(Data entries)

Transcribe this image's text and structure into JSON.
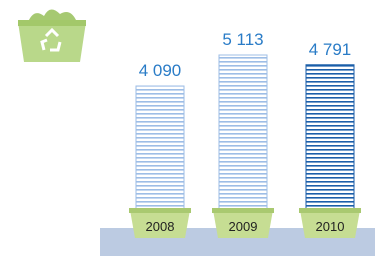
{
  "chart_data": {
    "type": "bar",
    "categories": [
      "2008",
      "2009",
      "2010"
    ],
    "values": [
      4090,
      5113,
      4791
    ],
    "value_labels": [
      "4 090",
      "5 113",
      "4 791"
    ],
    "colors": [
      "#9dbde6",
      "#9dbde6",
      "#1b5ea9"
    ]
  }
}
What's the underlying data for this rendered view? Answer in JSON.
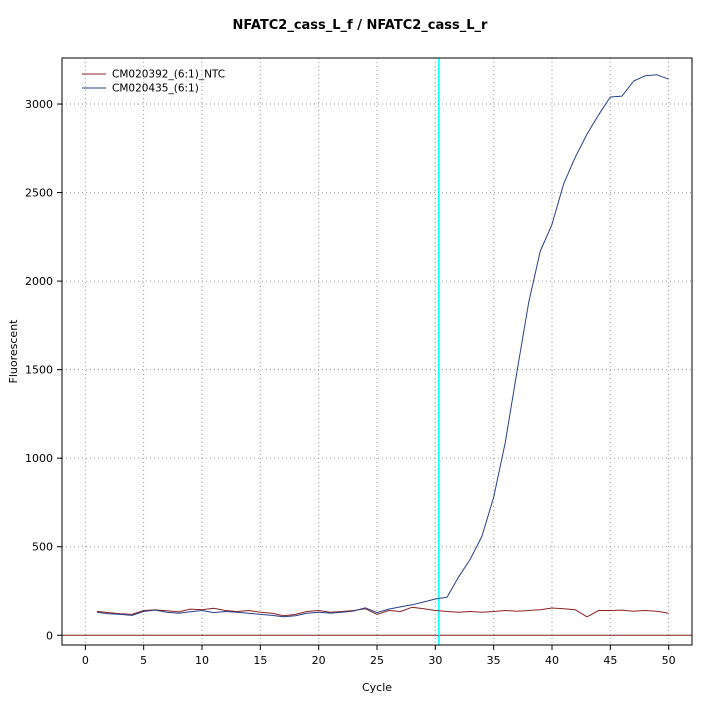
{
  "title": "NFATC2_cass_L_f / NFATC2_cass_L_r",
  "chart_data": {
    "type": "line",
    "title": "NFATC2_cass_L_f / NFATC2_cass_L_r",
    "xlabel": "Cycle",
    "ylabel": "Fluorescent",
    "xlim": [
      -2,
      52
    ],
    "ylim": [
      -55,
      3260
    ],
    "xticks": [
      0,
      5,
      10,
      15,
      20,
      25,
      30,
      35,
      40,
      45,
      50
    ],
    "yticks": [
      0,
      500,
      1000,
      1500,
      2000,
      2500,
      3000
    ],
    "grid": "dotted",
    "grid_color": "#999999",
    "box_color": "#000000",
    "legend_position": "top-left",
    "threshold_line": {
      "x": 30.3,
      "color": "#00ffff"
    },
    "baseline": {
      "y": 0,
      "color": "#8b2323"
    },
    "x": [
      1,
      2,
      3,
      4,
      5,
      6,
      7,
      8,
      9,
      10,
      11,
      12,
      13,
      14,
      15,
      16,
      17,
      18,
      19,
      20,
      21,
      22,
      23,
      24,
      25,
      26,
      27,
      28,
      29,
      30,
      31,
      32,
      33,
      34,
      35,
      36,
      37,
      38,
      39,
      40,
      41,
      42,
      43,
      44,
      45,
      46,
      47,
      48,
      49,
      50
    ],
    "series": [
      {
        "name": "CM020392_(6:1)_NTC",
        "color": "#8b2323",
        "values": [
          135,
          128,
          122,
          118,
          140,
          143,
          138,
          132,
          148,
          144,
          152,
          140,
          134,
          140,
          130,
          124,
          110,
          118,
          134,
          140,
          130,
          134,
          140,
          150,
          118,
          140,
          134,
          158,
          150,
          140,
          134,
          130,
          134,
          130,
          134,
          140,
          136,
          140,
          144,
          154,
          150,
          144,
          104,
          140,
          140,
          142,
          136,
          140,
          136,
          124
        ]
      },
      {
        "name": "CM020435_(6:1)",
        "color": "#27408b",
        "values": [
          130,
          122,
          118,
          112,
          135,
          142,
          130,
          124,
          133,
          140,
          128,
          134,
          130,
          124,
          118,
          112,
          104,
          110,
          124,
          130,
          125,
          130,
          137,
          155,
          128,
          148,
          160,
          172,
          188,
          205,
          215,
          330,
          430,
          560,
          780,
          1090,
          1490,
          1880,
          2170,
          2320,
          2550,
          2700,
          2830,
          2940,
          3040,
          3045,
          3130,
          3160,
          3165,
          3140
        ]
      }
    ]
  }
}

• _Required task_
Find the word "name" in the material, then list each line that holds it.

• _Response to this task_
        "name": "CM020392_(6:1)_NTC",
        "name": "CM020435_(6:1)",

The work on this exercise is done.